▶ _YOUR GOAL_
Each line that includes the string "музейных" counts once; give the total and nothing else.

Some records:
»»

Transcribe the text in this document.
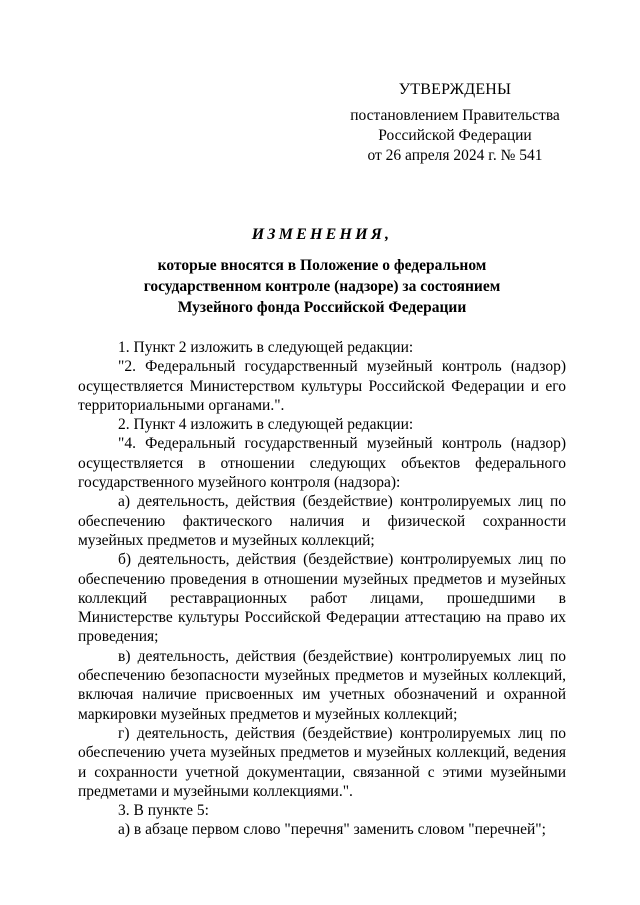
УТВЕРЖДЕНЫ
постановлением Правительства
Российской Федерации
от 26 апреля 2024 г. № 541
ИЗМЕНЕНИЯ,
которые вносятся в Положение о федеральном
государственном контроле (надзоре) за состоянием
Музейного фонда Российской Федерации

1. Пункт 2 изложить в следующей редакции:

"2. Федеральный государственный музейный контроль (надзор) осуществляется Министерством культуры Российской Федерации и его территориальными органами.".

2. Пункт 4 изложить в следующей редакции:

"4. Федеральный государственный музейный контроль (надзор) осуществляется в отношении следующих объектов федерального государственного музейного контроля (надзора):

а) деятельность, действия (бездействие) контролируемых лиц по обеспечению фактического наличия и физической сохранности музейных предметов и музейных коллекций;

б) деятельность, действия (бездействие) контролируемых лиц по обеспечению проведения в отношении музейных предметов и музейных коллекций реставрационных работ лицами, прошедшими в Министерстве культуры Российской Федерации аттестацию на право их проведения;

в) деятельность, действия (бездействие) контролируемых лиц по обеспечению безопасности музейных предметов и музейных коллекций, включая наличие присвоенных им учетных обозначений и охранной маркировки музейных предметов и музейных коллекций;

г) деятельность, действия (бездействие) контролируемых лиц по обеспечению учета музейных предметов и музейных коллекций, ведения и сохранности учетной документации, связанной с этими музейными предметами и музейными коллекциями.".

3. В пункте 5:

а) в абзаце первом слово "перечня" заменить словом "перечней";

««

▶ _OUTPUT OF THE EXERCISE_
4